» **WHAT THE TASK ASKS**:
Find the word "München" in the material below and gather every line that contains it.

» **INPUT ROWS**:
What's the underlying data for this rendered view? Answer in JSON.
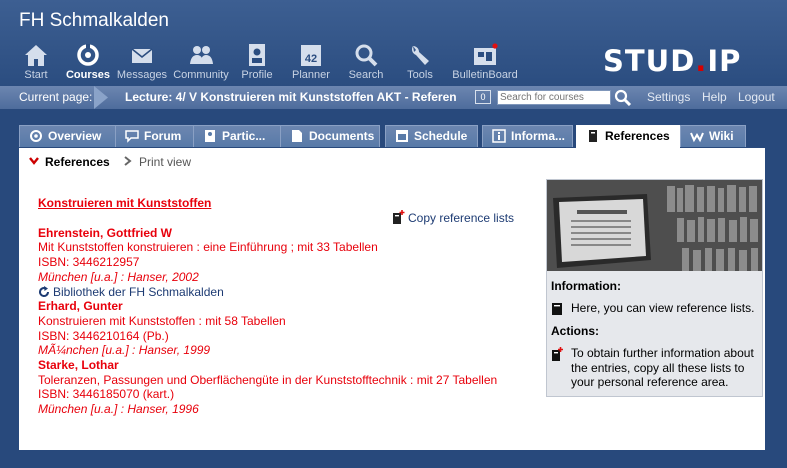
{
  "site": {
    "title": "FH Schmalkalden",
    "logo_main": "STUD",
    "logo_dot": ".",
    "logo_end": "IP"
  },
  "nav": [
    {
      "label": "Start",
      "icon": "home-icon",
      "active": false
    },
    {
      "label": "Courses",
      "icon": "courses-icon",
      "active": true
    },
    {
      "label": "Messages",
      "icon": "envelope-icon",
      "active": false
    },
    {
      "label": "Community",
      "icon": "community-icon",
      "active": false
    },
    {
      "label": "Profile",
      "icon": "profile-icon",
      "active": false
    },
    {
      "label": "Planner",
      "icon": "calendar-icon",
      "active": false,
      "badge": "42"
    },
    {
      "label": "Search",
      "icon": "search-icon",
      "active": false
    },
    {
      "label": "Tools",
      "icon": "wrench-icon",
      "active": false
    },
    {
      "label": "BulletinBoard",
      "icon": "bulletin-board-icon",
      "active": false
    }
  ],
  "locbar": {
    "label": "Current page:",
    "title": "Lecture: 4/ V Konstruieren mit Kunststoffen AKT - References",
    "count": "0",
    "search_placeholder": "Search for courses",
    "links": [
      "Settings",
      "Help",
      "Logout"
    ]
  },
  "tabs": [
    {
      "label": "Overview",
      "icon": "overview-icon",
      "active": false
    },
    {
      "label": "Forum",
      "icon": "forum-icon",
      "active": false
    },
    {
      "label": "Partic...",
      "icon": "participants-icon",
      "active": false
    },
    {
      "label": "Documents",
      "icon": "documents-icon",
      "active": false
    },
    {
      "label": "Schedule",
      "icon": "schedule-icon",
      "active": false
    },
    {
      "label": "Informa...",
      "icon": "information-icon",
      "active": false
    },
    {
      "label": "References",
      "icon": "book-icon",
      "active": true
    },
    {
      "label": "Wiki",
      "icon": "wiki-icon",
      "active": false
    }
  ],
  "subnav": {
    "references": "References",
    "print_view": "Print view"
  },
  "references": {
    "list_title": "Konstruieren mit Kunststoffen",
    "copy_link": "Copy reference lists",
    "entries": [
      {
        "author": "Ehrenstein, Gottfried W",
        "title": "Mit Kunststoffen konstruieren : eine Einführung ; mit 33 Tabellen",
        "isbn": "ISBN: 3446212957",
        "publisher": "München [u.a.] : Hanser, 2002",
        "library": "Bibliothek der FH Schmalkalden"
      },
      {
        "author": "Erhard, Gunter",
        "title": "Konstruieren mit Kunststoffen : mit 58 Tabellen",
        "isbn": "ISBN: 3446210164 (Pb.)",
        "publisher": "MÃ¼nchen [u.a.] : Hanser, 1999"
      },
      {
        "author": "Starke, Lothar",
        "title": "Toleranzen, Passungen und Oberflächengüte in der Kunststofftechnik : mit 27 Tabellen",
        "isbn": "ISBN: 3446185070 (kart.)",
        "publisher": "München [u.a.] : Hanser, 1996"
      }
    ]
  },
  "infobox": {
    "information_heading": "Information:",
    "information_text": "Here, you can view reference lists.",
    "actions_heading": "Actions:",
    "actions_text": "To obtain further information about the entries, copy all these lists to your personal reference area."
  },
  "colors": {
    "header": "#2b4d80",
    "accent_red": "#e8000b",
    "link_blue": "#1d3b73"
  }
}
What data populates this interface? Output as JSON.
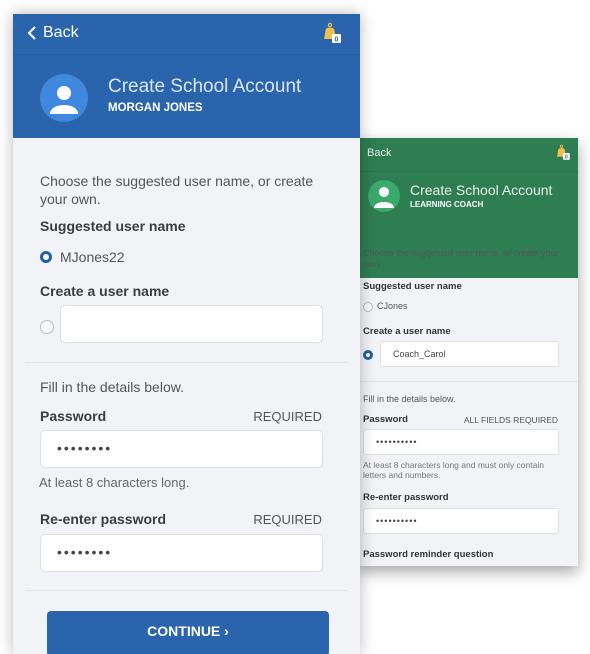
{
  "back_panel": {
    "theme_color": "#2f7d52",
    "topbar": {
      "back_label": "Back",
      "notification_count": "0"
    },
    "header": {
      "title": "Create School Account",
      "subtitle": "LEARNING COACH"
    },
    "intro": "Choose the suggested user name, or create your own.",
    "suggested_label": "Suggested user name",
    "suggested_value": "CJones",
    "suggested_selected": false,
    "create_label": "Create a user name",
    "create_value": "Coach_Carol",
    "create_selected": true,
    "details_intro": "Fill in the details below.",
    "password_label": "Password",
    "required_note": "ALL FIELDS REQUIRED",
    "password_value": "••••••••••",
    "password_hint": "At least 8 characters long and must only contain letters and numbers.",
    "reenter_label": "Re-enter password",
    "reenter_value": "••••••••••",
    "reminder_label": "Password reminder question"
  },
  "front_panel": {
    "theme_color": "#2a64ad",
    "topbar": {
      "back_label": "Back",
      "notification_count": "0"
    },
    "header": {
      "title": "Create School Account",
      "subtitle": "MORGAN JONES"
    },
    "intro": "Choose the suggested user name, or create your own.",
    "suggested_label": "Suggested user name",
    "suggested_value": "MJones22",
    "suggested_selected": true,
    "create_label": "Create a user name",
    "create_value": "",
    "create_selected": false,
    "details_intro": "Fill in the details below.",
    "password_label": "Password",
    "password_required": "REQUIRED",
    "password_value": "••••••••",
    "password_hint": "At least 8 characters long.",
    "reenter_label": "Re-enter password",
    "reenter_required": "REQUIRED",
    "reenter_value": "••••••••",
    "continue_label": "CONTINUE ›"
  }
}
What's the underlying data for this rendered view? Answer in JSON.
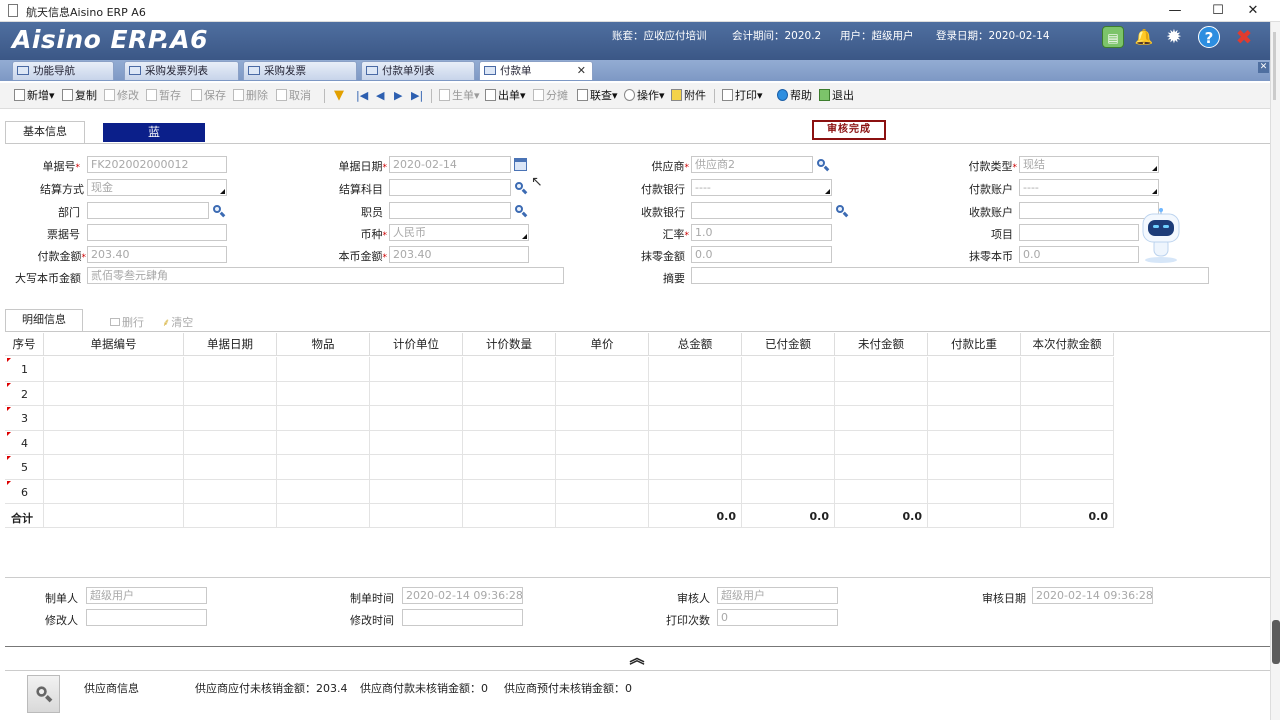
{
  "window": {
    "title": "航天信息Aisino ERP A6",
    "minimize": "—",
    "maximize": "☐",
    "close": "✕"
  },
  "header": {
    "logo": "Aisino ERP.A6",
    "account": "账套：应收应付培训",
    "period": "会计期间：2020.2",
    "user": "用户：超级用户",
    "login_date": "登录日期：2020-02-14"
  },
  "tabs": [
    {
      "label": "功能导航"
    },
    {
      "label": "采购发票列表"
    },
    {
      "label": "采购发票"
    },
    {
      "label": "付款单列表"
    },
    {
      "label": "付款单",
      "closable_glyph": "✕"
    }
  ],
  "toolbar": {
    "new": "新增",
    "copy": "复制",
    "edit": "修改",
    "temp_save": "暂存",
    "save": "保存",
    "delete": "删除",
    "cancel": "取消",
    "generate": "生单",
    "out": "出单",
    "split": "分摊",
    "link": "联查",
    "operate": "操作",
    "attach": "附件",
    "print": "打印",
    "help": "帮助",
    "exit": "退出"
  },
  "form": {
    "tab_basic": "基本信息",
    "color_tag": "蓝",
    "stamp": "审核完成",
    "doc_no_label": "单据号",
    "doc_no": "FK202002000012",
    "doc_date_label": "单据日期",
    "doc_date": "2020-02-14",
    "supplier_label": "供应商",
    "supplier": "供应商2",
    "pay_type_label": "付款类型",
    "pay_type": "现结",
    "settle_label": "结算方式",
    "settle": "现金",
    "settle_subject_label": "结算科目",
    "settle_subject": "",
    "pay_bank_label": "付款银行",
    "pay_bank": "----",
    "pay_account_label": "付款账户",
    "pay_account": "----",
    "dept_label": "部门",
    "dept": "",
    "staff_label": "职员",
    "staff": "",
    "recv_bank_label": "收款银行",
    "recv_bank": "",
    "recv_account_label": "收款账户",
    "recv_account": "",
    "bill_no_label": "票据号",
    "bill_no": "",
    "currency_label": "币种",
    "currency": "人民币",
    "rate_label": "汇率",
    "rate": "1.0",
    "project_label": "项目",
    "project": "",
    "pay_amount_label": "付款金额",
    "pay_amount": "203.40",
    "local_amount_label": "本币金额",
    "local_amount": "203.40",
    "round_amount_label": "抹零金额",
    "round_amount": "0.0",
    "round_local_label": "抹零本币",
    "round_local": "0.0",
    "uppercase_label": "大写本币金额",
    "uppercase": "贰佰零叁元肆角",
    "summary_label": "摘要",
    "summary": ""
  },
  "detail": {
    "tab": "明细信息",
    "delete_row": "删行",
    "clear": "清空",
    "columns": [
      "序号",
      "单据编号",
      "单据日期",
      "物品",
      "计价单位",
      "计价数量",
      "单价",
      "总金额",
      "已付金额",
      "未付金额",
      "付款比重",
      "本次付款金额"
    ],
    "rows": [
      "1",
      "2",
      "3",
      "4",
      "5",
      "6"
    ],
    "total_label": "合计",
    "totals": {
      "total": "0.0",
      "paid": "0.0",
      "unpaid": "0.0",
      "current": "0.0"
    }
  },
  "audit": {
    "maker_label": "制单人",
    "maker": "超级用户",
    "make_time_label": "制单时间",
    "make_time": "2020-02-14 09:36:28",
    "auditor_label": "审核人",
    "auditor": "超级用户",
    "audit_date_label": "审核日期",
    "audit_date": "2020-02-14 09:36:28",
    "modifier_label": "修改人",
    "modifier": "",
    "modify_time_label": "修改时间",
    "modify_time": "",
    "print_count_label": "打印次数",
    "print_count": "0"
  },
  "supplier_bar": {
    "label": "供应商信息",
    "stat1": "供应商应付未核销金额：203.4",
    "stat2": "供应商付款未核销金额：0",
    "stat3": "供应商预付未核销金额：0",
    "collapse": "︽"
  }
}
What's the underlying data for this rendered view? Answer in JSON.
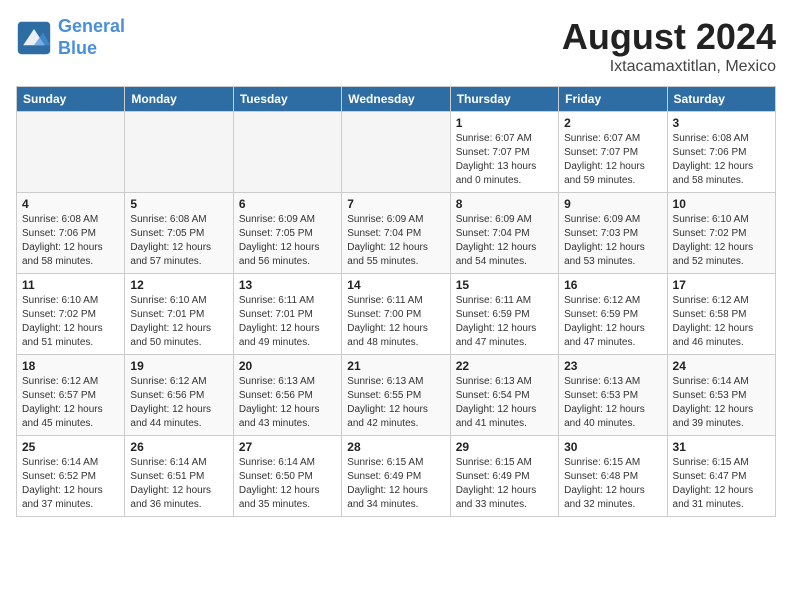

» **FINISHED EXERCISE**:
        "publisher": "München [u.a.] : Hanser, 2002",
        "publisher": "München [u.a.] : Hanser, 1996"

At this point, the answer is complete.